▶ **Do this**:
From the listing below, pick out each line with the word "text".

───── Given entries

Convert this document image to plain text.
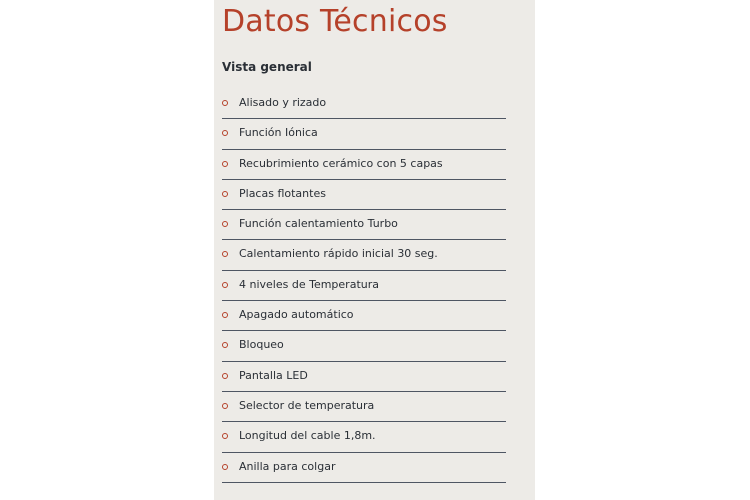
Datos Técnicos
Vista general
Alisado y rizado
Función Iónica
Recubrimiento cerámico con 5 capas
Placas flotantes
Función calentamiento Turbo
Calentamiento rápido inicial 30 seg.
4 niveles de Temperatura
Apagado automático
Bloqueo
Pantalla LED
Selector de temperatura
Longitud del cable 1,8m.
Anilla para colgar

──────────
───── Given entries

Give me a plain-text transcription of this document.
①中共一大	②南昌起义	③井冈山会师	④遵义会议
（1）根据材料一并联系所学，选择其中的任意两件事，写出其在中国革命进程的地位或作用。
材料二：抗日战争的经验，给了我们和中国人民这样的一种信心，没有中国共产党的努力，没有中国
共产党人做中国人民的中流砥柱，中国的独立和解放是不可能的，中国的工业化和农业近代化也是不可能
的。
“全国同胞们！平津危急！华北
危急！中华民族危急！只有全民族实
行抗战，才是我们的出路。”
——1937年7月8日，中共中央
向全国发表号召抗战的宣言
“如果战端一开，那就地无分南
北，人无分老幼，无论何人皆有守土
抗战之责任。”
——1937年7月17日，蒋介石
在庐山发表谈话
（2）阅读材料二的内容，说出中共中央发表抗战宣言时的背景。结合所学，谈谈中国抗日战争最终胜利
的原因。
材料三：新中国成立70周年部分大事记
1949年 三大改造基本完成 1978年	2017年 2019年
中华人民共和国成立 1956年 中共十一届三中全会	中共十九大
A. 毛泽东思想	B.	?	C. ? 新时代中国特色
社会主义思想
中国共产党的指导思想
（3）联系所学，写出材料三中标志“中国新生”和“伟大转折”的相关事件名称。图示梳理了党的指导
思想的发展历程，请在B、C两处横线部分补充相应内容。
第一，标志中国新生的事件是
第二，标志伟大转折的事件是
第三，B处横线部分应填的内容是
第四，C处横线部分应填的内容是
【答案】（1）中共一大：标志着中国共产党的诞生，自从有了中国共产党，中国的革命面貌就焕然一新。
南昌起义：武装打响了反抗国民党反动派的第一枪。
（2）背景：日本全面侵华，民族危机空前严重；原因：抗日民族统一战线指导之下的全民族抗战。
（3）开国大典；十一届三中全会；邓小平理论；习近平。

──────────

▶ **Written solution**:
Convert this document image to plain text.
Give me a plain-text transcription of this document.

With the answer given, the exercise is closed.